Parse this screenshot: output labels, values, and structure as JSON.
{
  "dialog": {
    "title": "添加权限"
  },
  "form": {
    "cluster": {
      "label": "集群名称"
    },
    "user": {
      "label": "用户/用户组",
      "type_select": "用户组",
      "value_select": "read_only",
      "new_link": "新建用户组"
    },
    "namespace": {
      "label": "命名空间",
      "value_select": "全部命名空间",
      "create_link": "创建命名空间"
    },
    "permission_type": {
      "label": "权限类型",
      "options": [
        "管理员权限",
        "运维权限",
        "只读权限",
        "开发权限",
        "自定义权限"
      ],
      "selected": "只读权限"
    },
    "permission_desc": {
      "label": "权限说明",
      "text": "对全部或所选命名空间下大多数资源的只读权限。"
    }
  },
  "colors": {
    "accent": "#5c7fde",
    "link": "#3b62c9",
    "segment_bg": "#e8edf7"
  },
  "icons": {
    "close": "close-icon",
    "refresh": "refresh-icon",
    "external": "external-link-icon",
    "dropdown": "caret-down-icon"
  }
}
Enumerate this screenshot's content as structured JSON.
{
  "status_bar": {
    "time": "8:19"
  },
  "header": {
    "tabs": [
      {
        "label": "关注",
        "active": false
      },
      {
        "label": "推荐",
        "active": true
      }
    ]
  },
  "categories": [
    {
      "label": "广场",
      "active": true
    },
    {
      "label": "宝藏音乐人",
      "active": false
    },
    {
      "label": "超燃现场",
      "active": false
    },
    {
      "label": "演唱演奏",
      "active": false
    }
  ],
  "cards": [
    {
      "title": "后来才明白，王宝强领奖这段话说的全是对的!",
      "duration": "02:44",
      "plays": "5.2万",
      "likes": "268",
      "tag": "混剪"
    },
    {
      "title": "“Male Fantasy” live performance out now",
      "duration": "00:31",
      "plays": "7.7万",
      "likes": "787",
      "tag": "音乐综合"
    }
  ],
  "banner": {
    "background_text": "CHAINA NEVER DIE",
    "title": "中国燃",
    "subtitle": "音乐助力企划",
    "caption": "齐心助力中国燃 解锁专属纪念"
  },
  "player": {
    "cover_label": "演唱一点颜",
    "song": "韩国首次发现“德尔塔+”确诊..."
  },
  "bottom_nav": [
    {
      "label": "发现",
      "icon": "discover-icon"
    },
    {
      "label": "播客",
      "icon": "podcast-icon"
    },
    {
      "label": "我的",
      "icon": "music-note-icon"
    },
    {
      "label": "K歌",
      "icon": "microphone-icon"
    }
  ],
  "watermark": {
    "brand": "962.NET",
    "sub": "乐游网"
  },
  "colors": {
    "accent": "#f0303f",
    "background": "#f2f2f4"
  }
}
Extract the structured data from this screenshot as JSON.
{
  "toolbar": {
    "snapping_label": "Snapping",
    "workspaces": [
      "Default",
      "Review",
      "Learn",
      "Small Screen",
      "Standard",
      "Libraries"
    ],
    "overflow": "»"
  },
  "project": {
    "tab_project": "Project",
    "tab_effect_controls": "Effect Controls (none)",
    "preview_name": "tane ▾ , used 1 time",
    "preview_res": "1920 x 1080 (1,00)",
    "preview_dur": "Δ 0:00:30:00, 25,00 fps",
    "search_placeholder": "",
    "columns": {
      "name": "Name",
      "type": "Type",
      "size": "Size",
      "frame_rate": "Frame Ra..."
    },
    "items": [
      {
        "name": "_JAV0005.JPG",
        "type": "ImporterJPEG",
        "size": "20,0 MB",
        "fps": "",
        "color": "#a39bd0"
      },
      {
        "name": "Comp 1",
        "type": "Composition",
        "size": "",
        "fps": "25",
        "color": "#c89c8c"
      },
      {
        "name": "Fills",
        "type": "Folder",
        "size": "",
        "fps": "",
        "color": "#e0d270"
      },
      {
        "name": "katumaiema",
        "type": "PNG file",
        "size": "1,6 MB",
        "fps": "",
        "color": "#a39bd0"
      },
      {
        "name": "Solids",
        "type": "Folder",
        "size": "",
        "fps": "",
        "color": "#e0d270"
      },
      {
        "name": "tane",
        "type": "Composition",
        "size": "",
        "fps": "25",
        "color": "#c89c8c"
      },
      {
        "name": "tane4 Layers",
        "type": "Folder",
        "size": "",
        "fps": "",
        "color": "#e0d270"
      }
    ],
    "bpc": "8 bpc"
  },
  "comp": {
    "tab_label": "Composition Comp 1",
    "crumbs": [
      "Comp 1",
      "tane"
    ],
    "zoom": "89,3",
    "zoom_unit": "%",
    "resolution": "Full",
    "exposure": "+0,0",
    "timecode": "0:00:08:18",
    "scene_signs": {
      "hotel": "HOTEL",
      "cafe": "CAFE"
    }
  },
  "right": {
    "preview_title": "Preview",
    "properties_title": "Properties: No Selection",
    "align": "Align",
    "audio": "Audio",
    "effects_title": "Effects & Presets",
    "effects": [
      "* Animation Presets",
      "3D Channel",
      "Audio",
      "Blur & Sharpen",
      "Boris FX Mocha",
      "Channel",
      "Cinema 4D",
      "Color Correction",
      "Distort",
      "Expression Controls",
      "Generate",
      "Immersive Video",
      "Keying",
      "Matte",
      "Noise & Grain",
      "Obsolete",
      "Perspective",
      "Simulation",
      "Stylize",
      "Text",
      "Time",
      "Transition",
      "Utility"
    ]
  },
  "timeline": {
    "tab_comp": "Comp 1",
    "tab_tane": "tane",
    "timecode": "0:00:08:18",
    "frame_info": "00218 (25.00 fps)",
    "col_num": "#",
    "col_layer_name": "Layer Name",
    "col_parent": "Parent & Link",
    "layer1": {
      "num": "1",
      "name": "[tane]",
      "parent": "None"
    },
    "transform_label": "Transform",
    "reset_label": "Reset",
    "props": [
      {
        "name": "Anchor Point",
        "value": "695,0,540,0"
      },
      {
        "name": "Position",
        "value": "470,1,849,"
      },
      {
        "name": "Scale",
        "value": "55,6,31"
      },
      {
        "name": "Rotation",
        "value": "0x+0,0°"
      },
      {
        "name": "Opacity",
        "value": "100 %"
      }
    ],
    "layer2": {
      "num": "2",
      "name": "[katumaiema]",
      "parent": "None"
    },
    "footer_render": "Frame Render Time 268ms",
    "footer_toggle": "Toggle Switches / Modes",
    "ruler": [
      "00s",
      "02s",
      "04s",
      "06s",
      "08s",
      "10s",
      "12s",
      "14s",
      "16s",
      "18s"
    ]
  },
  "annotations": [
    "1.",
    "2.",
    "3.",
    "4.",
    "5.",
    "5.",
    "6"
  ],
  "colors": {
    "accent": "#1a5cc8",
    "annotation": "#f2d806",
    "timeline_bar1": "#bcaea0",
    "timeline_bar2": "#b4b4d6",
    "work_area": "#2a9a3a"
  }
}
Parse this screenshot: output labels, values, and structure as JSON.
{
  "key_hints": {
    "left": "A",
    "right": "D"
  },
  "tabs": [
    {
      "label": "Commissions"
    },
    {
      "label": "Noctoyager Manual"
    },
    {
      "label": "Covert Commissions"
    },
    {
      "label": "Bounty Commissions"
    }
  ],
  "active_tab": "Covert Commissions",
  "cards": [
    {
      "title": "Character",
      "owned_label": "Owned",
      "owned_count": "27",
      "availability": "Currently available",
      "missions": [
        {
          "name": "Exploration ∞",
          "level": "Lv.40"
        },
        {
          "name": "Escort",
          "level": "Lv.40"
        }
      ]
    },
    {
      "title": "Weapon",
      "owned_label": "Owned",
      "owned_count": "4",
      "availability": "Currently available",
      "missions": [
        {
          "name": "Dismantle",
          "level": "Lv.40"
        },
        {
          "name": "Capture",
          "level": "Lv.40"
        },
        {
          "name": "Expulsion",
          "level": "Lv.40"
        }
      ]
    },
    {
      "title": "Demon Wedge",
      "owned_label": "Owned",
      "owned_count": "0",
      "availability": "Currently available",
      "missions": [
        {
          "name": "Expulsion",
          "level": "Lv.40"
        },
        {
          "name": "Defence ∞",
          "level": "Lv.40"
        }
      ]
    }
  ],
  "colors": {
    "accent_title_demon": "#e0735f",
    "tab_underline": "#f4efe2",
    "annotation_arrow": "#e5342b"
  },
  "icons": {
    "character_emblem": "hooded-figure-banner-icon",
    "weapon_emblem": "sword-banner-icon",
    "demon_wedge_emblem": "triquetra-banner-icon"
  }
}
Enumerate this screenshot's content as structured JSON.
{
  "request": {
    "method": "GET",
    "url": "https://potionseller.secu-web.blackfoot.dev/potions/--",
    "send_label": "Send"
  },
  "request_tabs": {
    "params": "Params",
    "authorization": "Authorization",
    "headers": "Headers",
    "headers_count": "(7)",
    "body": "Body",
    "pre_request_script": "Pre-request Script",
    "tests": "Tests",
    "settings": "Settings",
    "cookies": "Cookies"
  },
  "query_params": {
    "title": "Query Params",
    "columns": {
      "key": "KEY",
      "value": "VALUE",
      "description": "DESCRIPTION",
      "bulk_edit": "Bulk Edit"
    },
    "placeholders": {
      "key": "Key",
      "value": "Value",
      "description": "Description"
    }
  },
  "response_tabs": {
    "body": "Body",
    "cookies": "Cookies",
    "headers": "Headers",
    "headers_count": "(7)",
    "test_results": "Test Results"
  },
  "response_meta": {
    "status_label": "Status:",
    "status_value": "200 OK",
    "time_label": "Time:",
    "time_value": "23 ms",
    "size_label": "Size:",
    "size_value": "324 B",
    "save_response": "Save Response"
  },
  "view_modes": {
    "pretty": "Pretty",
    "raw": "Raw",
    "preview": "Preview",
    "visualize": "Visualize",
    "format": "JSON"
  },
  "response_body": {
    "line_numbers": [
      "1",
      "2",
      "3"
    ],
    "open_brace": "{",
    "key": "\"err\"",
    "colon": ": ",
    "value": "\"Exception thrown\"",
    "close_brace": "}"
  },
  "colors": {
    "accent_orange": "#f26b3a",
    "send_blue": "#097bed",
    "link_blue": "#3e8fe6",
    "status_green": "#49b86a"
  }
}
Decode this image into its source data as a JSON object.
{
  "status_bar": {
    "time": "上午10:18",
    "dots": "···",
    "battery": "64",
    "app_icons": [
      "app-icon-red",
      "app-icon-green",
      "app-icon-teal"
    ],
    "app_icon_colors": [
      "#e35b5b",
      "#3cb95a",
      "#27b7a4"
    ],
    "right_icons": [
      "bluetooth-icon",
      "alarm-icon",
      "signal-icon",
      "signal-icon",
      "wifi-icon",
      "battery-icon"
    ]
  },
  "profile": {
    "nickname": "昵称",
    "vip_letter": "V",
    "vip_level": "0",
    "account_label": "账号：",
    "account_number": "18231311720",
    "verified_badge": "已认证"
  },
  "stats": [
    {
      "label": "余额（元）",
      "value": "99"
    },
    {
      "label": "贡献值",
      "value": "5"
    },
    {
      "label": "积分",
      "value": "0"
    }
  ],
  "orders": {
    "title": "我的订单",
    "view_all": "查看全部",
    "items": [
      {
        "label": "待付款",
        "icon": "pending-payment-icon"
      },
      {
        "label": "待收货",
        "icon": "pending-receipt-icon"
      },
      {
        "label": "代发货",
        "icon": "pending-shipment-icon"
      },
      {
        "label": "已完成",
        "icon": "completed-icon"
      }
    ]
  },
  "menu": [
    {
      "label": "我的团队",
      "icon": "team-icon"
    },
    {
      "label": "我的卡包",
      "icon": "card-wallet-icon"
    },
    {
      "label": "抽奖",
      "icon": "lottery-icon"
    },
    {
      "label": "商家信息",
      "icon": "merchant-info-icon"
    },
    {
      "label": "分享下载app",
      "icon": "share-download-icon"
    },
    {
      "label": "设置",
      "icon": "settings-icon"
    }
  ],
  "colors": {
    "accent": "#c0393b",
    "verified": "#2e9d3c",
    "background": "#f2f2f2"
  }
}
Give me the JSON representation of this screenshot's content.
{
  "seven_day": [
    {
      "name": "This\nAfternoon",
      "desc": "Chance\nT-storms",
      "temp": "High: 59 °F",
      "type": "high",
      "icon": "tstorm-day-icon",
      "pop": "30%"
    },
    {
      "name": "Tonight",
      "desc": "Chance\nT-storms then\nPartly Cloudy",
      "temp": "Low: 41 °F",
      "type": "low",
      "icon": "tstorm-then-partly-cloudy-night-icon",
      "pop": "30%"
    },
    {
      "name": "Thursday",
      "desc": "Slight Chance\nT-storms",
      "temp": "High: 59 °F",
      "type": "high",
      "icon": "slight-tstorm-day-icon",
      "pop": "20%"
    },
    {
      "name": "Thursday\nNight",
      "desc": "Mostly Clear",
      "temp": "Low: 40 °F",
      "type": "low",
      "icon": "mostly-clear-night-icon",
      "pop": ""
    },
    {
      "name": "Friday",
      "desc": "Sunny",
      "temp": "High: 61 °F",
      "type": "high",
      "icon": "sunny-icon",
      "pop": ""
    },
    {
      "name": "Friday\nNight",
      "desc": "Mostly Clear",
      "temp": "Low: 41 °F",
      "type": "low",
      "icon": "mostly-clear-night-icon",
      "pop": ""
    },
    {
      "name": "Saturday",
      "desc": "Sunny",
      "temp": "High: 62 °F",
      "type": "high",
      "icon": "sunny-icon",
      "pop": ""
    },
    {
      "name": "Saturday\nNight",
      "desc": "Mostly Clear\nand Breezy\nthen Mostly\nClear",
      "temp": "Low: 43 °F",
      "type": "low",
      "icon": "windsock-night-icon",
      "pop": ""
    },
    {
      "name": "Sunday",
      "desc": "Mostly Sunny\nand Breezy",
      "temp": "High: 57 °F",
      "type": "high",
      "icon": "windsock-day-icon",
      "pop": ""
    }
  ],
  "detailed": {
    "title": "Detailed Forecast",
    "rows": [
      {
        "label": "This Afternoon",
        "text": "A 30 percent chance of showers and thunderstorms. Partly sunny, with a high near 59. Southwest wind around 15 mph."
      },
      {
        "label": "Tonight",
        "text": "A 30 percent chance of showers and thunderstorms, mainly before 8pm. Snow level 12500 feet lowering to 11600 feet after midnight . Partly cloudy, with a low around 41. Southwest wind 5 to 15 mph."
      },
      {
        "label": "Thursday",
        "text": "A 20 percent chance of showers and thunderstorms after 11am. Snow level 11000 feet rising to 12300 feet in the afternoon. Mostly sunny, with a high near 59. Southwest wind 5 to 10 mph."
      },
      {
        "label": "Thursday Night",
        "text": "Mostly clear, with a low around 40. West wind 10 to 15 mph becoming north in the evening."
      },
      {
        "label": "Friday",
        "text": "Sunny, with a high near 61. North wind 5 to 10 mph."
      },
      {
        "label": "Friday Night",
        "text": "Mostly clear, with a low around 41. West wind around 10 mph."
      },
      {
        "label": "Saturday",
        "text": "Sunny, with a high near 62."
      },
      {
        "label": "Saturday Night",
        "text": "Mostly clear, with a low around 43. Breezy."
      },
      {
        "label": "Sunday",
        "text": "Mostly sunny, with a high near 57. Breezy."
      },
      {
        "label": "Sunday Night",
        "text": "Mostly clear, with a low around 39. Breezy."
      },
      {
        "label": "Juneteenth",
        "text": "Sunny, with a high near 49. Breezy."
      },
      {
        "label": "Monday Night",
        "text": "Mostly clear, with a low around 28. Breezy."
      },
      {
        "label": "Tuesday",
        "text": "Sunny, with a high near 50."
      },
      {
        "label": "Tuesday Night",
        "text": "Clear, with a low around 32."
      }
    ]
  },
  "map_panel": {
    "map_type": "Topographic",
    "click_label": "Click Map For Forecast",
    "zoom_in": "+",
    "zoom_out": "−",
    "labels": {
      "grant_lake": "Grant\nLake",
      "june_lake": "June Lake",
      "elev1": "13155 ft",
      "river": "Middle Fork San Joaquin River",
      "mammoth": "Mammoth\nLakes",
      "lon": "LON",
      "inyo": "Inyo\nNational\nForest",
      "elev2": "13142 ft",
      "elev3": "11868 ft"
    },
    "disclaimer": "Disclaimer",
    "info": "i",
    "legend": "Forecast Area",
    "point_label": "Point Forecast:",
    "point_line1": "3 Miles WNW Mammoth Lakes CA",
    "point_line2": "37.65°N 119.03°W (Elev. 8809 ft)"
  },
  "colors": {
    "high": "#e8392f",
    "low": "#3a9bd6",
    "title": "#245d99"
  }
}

• • • • • • •

→ TO DO:
Using the listing above, gather each line that holds the string "Snow" and copy it.

→ ANSWER:
        "text": "A 30 percent chance of showers and thunderstorms, mainly before 8pm. Snow level 12500 feet lowering to 11600 feet after midnight . Partly cloudy, with a low around 41. Southwest wind 5 to 15 mph."
        "text": "A 20 percent chance of showers and thunderstorms after 11am. Snow level 11000 feet rising to 12300 feet in the afternoon. Mostly sunny, with a high near 59. Southwest wind 5 to 10 mph."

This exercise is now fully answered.